> [Exercise input]:

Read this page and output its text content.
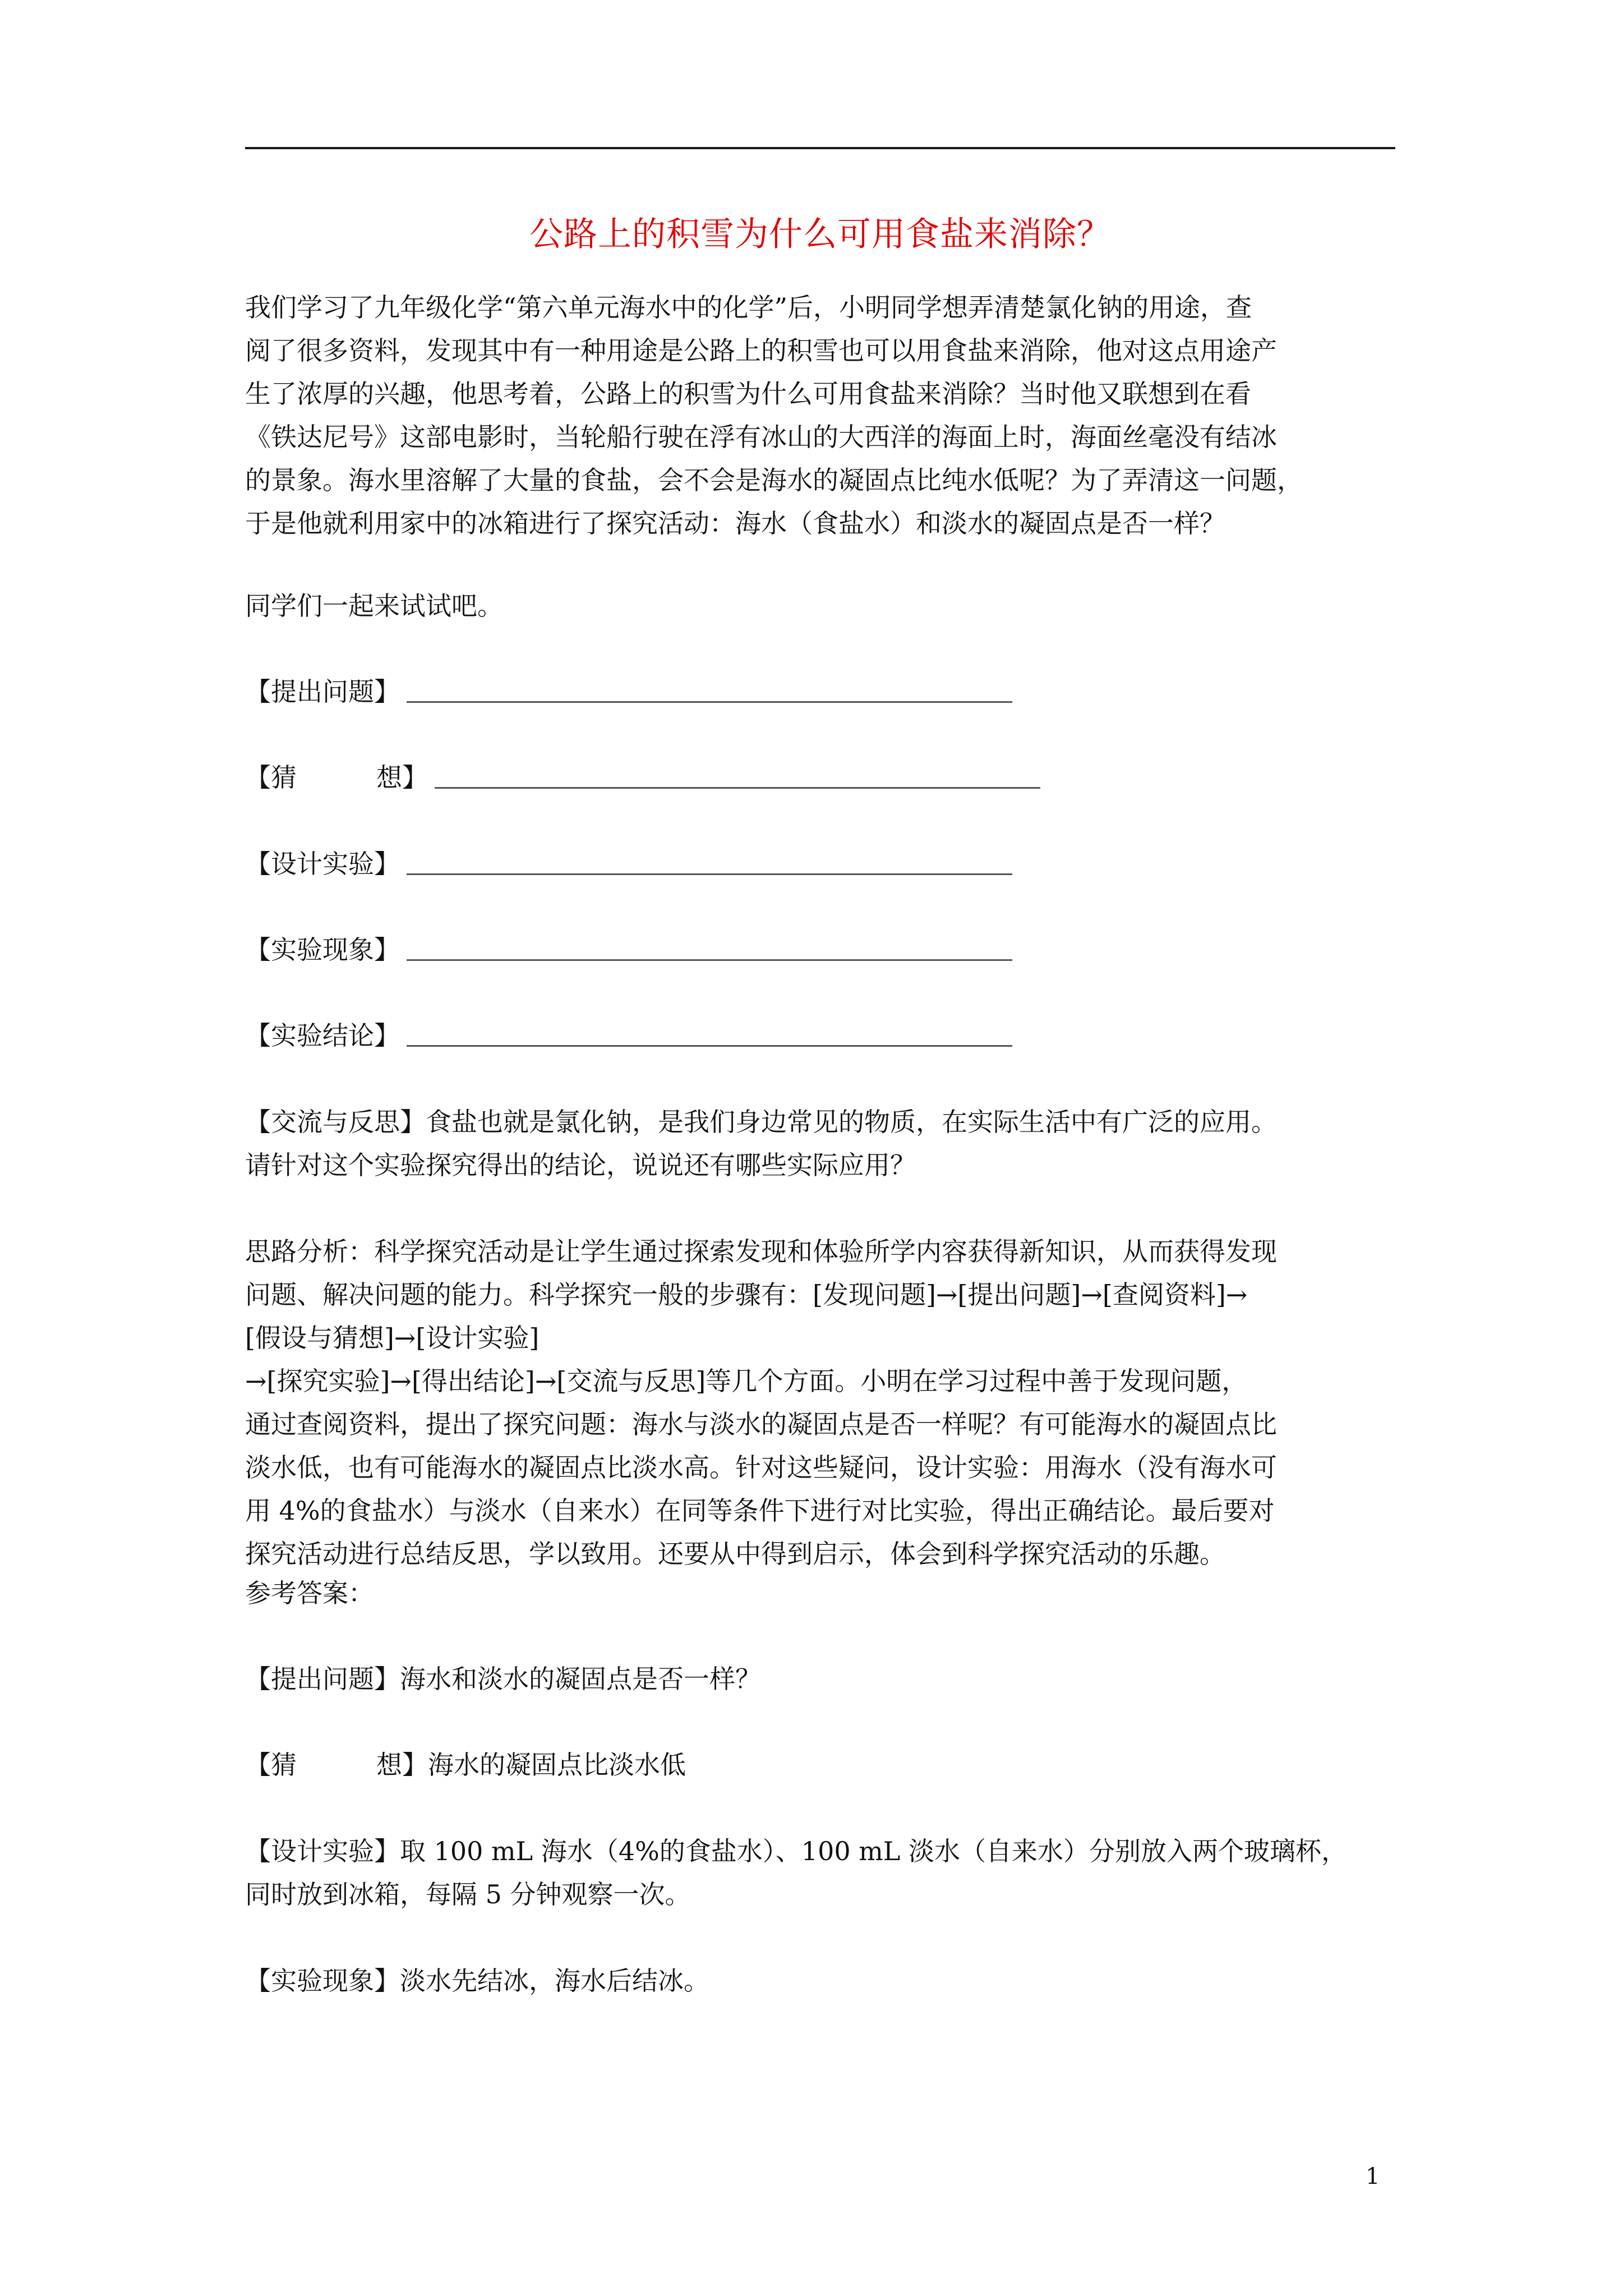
公路上的积雪为什么可用食盐来消除？
我们学习了九年级化学“第六单元海水中的化学”后，小明同学想弄清楚氯化钠的用途，查
阅了很多资料，发现其中有一种用途是公路上的积雪也可以用食盐来消除，他对这点用途产
生了浓厚的兴趣，他思考着，公路上的积雪为什么可用食盐来消除？当时他又联想到在看
《铁达尼号》这部电影时，当轮船行驶在浮有冰山的大西洋的海面上时，海面丝毫没有结冰
的景象。海水里溶解了大量的食盐，会不会是海水的凝固点比纯水低呢？为了弄清这一问题，
于是他就利用家中的冰箱进行了探究活动：海水（食盐水）和淡水的凝固点是否一样？
同学们一起来试试吧。
【提出问题】
【猜	想】
【设计实验】
【实验现象】
【实验结论】
【交流与反思】食盐也就是氯化钠，是我们身边常见的物质，在实际生活中有广泛的应用。
请针对这个实验探究得出的结论，说说还有哪些实际应用？
思路分析：科学探究活动是让学生通过探索发现和体验所学内容获得新知识，从而获得发现
问题、解决问题的能力。科学探究一般的步骤有：[发现问题]→[提出问题]→[查阅资料]→
[假设与猜想]→[设计实验]
→[探究实验]→[得出结论]→[交流与反思]等几个方面。小明在学习过程中善于发现问题，
通过查阅资料，提出了探究问题：海水与淡水的凝固点是否一样呢？有可能海水的凝固点比
淡水低，也有可能海水的凝固点比淡水高。针对这些疑问，设计实验：用海水（没有海水可
用 4%的食盐水）与淡水（自来水）在同等条件下进行对比实验，得出正确结论。最后要对
探究活动进行总结反思，学以致用。还要从中得到启示，体会到科学探究活动的乐趣。
参考答案：
【提出问题】海水和淡水的凝固点是否一样？
【猜	想】海水的凝固点比淡水低
【设计实验】取 100 mL 海水（4%的食盐水）、100 mL 淡水（自来水）分别放入两个玻璃杯，
同时放到冰箱，每隔 5 分钟观察一次。
【实验现象】淡水先结冰，海水后结冰。
1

> [Exercise details]: Each record above is to be restated exactly, with its pictures removed from the copy.

> [Exercise solution]:
Read this page and output its text content.
公路上的积雪为什么可用食盐来消除？
我们学习了九年级化学“第六单元海水中的化学”后，小明同学想弄清楚氯化钠的用途，查
阅了很多资料，发现其中有一种用途是公路上的积雪也可以用食盐来消除，他对这点用途产
生了浓厚的兴趣，他思考着，公路上的积雪为什么可用食盐来消除？当时他又联想到在看
《铁达尼号》这部电影时，当轮船行驶在浮有冰山的大西洋的海面上时，海面丝毫没有结冰
的景象。海水里溶解了大量的食盐，会不会是海水的凝固点比纯水低呢？为了弄清这一问题，
于是他就利用家中的冰箱进行了探究活动：海水（食盐水）和淡水的凝固点是否一样？
同学们一起来试试吧。
【提出问题】
【猜	想】
【设计实验】
【实验现象】
【实验结论】
【交流与反思】食盐也就是氯化钠，是我们身边常见的物质，在实际生活中有广泛的应用。
请针对这个实验探究得出的结论，说说还有哪些实际应用？
思路分析：科学探究活动是让学生通过探索发现和体验所学内容获得新知识，从而获得发现
问题、解决问题的能力。科学探究一般的步骤有：[发现问题]→[提出问题]→[查阅资料]→
[假设与猜想]→[设计实验]
→[探究实验]→[得出结论]→[交流与反思]等几个方面。小明在学习过程中善于发现问题，
通过查阅资料，提出了探究问题：海水与淡水的凝固点是否一样呢？有可能海水的凝固点比
淡水低，也有可能海水的凝固点比淡水高。针对这些疑问，设计实验：用海水（没有海水可
用 4%的食盐水）与淡水（自来水）在同等条件下进行对比实验，得出正确结论。最后要对
探究活动进行总结反思，学以致用。还要从中得到启示，体会到科学探究活动的乐趣。
参考答案：
【提出问题】海水和淡水的凝固点是否一样？
【猜	想】海水的凝固点比淡水低
【设计实验】取 100 mL 海水（4%的食盐水）、100 mL 淡水（自来水）分别放入两个玻璃杯，
同时放到冰箱，每隔 5 分钟观察一次。
【实验现象】淡水先结冰，海水后结冰。
1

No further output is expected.